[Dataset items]
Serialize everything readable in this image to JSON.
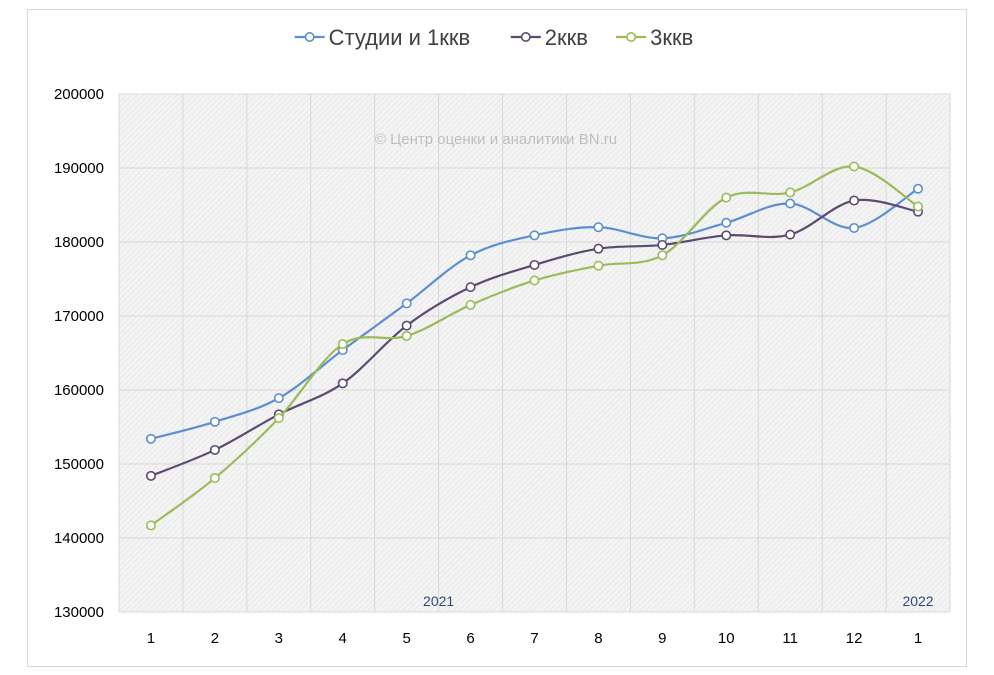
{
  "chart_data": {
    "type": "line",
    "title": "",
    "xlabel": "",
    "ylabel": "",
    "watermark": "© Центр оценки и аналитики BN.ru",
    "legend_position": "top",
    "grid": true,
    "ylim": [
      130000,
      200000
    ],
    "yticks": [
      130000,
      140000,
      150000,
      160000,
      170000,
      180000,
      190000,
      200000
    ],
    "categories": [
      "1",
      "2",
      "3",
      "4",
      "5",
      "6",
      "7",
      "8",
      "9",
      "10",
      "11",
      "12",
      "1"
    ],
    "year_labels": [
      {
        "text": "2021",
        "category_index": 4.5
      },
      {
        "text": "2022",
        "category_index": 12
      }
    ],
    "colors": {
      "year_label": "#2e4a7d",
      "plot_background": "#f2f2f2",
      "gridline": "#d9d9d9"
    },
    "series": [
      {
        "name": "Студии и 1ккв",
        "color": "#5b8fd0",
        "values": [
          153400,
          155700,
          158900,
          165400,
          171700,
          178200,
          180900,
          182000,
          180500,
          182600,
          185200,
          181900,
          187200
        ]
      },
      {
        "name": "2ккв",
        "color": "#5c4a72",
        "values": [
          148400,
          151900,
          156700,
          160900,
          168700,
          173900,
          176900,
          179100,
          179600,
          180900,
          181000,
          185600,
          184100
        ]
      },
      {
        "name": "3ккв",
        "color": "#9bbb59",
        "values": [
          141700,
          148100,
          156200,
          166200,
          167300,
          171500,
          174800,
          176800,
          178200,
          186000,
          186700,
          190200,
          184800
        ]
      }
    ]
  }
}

- [DIRECTION]: In the listing, find each line with the string "name" and copy it.

- [RESULT OF THIS EXERCISE]:
        "name": "Студии и 1ккв",
        "name": "2ккв",
        "name": "3ккв",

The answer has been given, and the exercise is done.